[Do this]
Keep only the lines that hold the string "JSON", filtering out the rest of the entries below.

[Given data]

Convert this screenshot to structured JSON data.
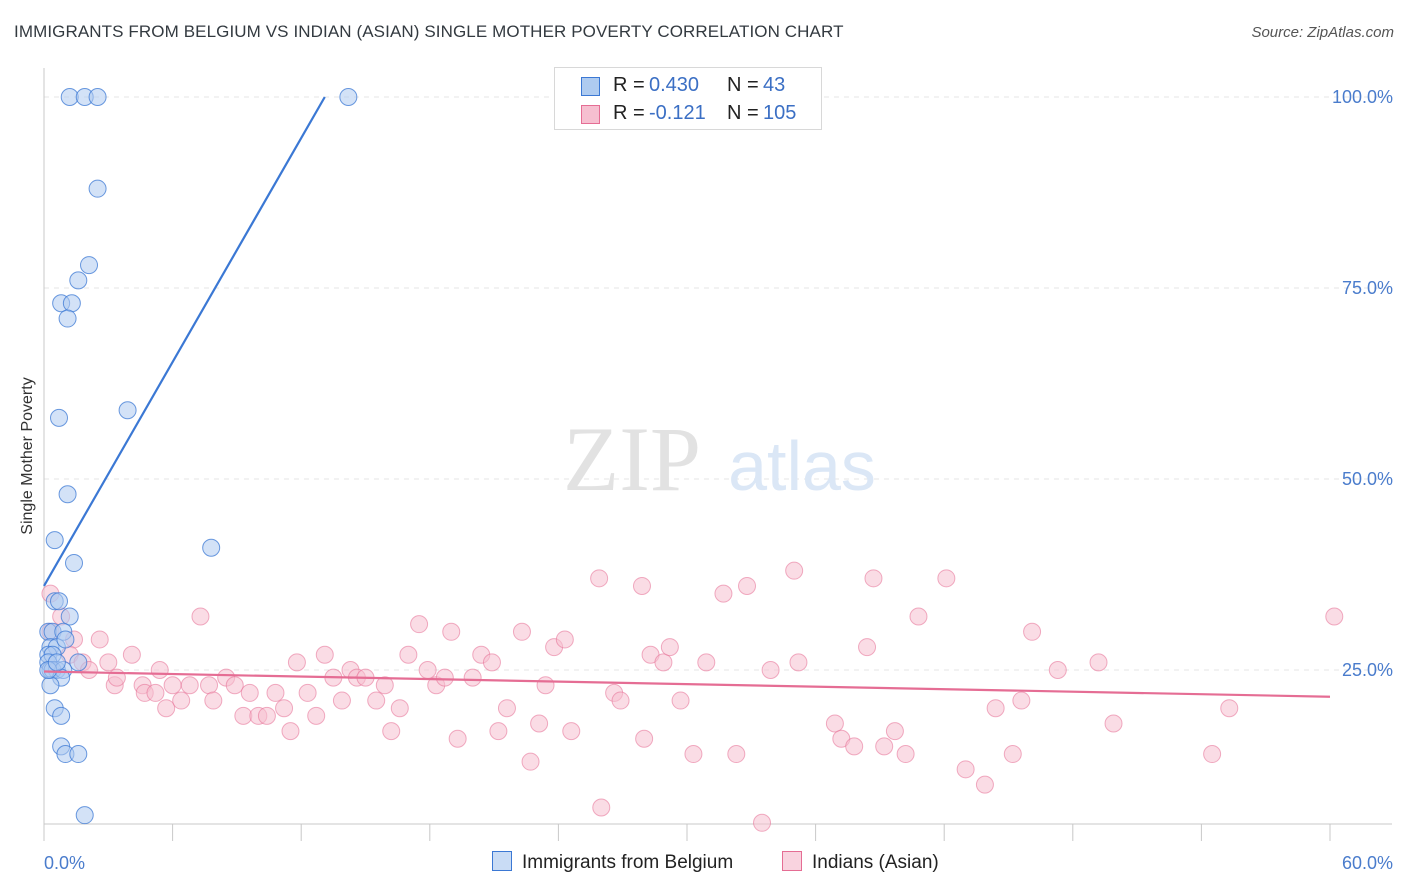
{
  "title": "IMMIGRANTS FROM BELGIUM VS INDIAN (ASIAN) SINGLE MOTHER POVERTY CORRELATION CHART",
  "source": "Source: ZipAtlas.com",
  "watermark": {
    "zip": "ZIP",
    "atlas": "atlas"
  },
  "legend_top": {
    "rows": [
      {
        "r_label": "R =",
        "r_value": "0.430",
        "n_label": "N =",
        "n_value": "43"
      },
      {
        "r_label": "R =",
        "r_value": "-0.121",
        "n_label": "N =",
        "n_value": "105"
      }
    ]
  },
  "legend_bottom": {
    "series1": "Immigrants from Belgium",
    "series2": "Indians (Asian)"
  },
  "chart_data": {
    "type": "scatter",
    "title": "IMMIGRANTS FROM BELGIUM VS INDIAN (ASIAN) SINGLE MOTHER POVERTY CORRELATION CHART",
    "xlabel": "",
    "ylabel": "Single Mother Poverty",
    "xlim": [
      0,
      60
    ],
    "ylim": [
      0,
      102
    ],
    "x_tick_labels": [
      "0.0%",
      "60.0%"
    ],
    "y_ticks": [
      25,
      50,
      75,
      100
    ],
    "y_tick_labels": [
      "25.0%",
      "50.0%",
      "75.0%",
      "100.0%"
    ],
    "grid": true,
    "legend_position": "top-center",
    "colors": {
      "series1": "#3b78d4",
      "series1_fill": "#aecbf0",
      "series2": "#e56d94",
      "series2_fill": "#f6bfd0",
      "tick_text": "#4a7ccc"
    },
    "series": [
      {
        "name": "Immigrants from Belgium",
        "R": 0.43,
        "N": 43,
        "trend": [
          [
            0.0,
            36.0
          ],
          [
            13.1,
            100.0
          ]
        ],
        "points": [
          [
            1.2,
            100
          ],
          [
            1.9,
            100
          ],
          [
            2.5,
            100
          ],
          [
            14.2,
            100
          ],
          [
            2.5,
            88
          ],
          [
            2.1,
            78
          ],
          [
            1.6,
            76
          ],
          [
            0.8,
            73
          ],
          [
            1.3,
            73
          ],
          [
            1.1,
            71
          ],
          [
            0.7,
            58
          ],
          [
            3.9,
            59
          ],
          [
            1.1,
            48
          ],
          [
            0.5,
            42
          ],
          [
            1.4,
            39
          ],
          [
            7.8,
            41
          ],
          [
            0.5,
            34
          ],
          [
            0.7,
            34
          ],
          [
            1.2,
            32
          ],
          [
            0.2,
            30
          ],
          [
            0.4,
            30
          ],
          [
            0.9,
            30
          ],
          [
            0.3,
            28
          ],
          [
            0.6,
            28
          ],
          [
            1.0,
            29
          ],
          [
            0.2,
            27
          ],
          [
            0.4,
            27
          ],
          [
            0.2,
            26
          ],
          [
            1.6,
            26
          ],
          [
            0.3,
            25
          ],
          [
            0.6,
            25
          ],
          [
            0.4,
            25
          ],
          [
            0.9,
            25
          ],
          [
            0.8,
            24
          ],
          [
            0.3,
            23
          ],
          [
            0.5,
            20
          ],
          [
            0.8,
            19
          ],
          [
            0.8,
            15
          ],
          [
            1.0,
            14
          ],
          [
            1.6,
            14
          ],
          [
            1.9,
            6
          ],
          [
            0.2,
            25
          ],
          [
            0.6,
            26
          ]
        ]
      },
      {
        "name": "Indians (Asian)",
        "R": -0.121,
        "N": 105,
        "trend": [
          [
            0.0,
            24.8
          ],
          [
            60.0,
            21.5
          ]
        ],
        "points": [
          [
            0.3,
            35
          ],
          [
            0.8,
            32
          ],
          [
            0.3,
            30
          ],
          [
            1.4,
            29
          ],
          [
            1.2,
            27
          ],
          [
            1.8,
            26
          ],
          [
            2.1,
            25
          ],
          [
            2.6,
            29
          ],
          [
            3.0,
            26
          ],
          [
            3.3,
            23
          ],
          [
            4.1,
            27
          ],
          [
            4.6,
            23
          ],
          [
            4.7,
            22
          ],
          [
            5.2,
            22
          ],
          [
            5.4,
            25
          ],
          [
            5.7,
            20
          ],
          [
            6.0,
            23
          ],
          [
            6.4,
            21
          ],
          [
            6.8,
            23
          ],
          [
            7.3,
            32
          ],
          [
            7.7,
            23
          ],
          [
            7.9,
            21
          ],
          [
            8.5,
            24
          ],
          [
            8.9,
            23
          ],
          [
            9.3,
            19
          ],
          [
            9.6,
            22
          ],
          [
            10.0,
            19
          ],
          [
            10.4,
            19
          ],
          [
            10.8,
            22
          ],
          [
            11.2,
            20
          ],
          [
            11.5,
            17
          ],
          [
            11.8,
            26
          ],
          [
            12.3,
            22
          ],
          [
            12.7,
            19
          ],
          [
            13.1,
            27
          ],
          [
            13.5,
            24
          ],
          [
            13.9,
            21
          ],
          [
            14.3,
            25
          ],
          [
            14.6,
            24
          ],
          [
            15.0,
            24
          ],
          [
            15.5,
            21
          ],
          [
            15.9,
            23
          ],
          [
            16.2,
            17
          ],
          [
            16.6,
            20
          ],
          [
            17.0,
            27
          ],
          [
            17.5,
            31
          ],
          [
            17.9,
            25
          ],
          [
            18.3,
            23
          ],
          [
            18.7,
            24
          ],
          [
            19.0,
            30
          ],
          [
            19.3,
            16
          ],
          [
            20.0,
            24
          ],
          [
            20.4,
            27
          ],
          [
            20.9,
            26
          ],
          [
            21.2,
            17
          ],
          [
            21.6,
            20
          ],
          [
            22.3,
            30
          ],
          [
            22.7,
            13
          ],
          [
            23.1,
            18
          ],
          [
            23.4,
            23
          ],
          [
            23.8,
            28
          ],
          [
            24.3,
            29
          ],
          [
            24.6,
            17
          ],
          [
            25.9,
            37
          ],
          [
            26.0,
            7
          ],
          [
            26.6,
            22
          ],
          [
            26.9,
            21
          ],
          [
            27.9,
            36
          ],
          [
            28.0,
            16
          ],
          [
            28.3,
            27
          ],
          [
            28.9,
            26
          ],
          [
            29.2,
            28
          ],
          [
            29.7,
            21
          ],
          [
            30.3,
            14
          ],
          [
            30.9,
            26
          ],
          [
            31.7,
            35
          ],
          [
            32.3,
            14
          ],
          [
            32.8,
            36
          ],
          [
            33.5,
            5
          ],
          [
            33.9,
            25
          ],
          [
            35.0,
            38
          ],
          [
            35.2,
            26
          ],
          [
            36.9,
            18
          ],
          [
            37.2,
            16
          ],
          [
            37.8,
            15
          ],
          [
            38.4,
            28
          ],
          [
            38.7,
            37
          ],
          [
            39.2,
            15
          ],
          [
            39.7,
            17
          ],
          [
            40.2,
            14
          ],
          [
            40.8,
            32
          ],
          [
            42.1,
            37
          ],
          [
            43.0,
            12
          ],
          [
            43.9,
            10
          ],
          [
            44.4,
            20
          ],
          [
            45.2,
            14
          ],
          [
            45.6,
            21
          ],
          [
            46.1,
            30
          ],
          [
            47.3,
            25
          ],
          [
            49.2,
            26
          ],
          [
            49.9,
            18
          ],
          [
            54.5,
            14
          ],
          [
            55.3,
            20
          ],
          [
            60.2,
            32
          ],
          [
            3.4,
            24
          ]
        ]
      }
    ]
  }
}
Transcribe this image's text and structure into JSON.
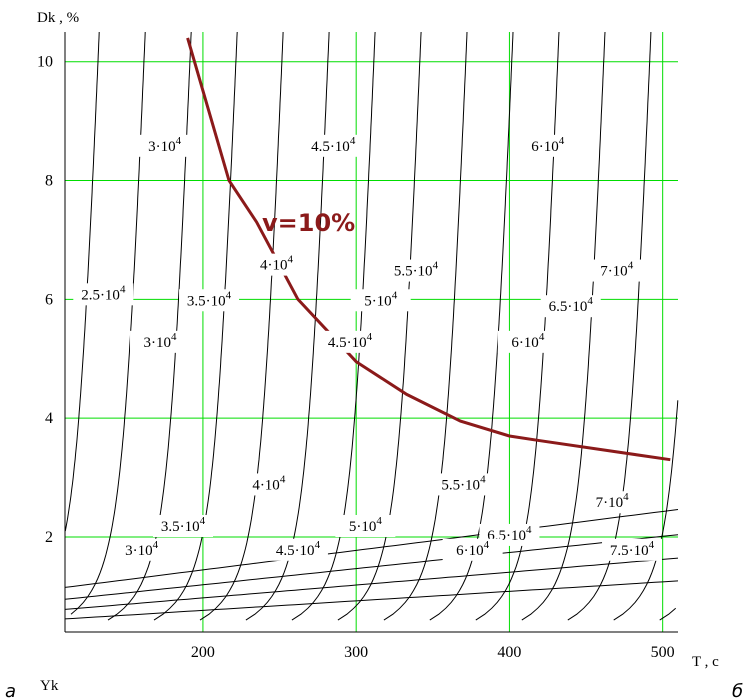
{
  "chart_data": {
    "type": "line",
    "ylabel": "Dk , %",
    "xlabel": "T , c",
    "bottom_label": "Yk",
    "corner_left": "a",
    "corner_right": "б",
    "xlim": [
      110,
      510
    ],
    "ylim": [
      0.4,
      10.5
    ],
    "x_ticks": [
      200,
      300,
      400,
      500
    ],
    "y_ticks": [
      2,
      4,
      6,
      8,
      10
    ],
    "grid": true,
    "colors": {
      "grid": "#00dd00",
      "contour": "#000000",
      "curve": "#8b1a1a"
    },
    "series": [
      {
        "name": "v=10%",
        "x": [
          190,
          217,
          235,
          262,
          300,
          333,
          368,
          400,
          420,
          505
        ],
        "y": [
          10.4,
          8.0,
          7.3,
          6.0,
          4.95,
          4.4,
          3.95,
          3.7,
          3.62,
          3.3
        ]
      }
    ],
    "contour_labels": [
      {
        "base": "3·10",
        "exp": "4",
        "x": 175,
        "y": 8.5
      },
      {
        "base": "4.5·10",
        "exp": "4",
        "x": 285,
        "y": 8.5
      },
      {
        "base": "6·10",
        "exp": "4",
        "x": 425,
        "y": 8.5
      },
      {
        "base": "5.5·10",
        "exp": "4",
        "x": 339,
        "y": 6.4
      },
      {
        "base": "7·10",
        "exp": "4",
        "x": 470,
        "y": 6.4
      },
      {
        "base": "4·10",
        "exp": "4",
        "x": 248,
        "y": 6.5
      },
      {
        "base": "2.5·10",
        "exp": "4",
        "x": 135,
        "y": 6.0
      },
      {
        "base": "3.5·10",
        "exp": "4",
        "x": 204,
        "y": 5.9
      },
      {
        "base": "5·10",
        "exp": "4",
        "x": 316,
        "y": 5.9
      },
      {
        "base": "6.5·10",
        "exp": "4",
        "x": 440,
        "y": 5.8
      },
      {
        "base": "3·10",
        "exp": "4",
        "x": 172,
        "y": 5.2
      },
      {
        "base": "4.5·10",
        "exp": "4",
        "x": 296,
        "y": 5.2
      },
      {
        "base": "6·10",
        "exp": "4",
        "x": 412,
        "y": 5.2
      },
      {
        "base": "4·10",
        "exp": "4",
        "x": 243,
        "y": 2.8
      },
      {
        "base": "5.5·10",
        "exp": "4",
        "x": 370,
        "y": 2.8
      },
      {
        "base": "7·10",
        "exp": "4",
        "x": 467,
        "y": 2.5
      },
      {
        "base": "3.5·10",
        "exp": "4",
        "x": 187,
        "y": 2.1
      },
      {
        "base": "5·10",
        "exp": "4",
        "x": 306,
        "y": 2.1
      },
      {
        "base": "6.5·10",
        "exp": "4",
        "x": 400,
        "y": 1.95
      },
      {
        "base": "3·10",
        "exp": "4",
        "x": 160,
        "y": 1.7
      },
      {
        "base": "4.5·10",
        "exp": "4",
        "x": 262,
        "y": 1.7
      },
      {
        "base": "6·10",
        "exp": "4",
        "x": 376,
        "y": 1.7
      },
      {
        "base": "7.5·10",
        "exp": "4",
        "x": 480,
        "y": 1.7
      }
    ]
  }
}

[Output below]
Convert this screenshot to structured JSON data.
Transcribe this image's text and structure into JSON.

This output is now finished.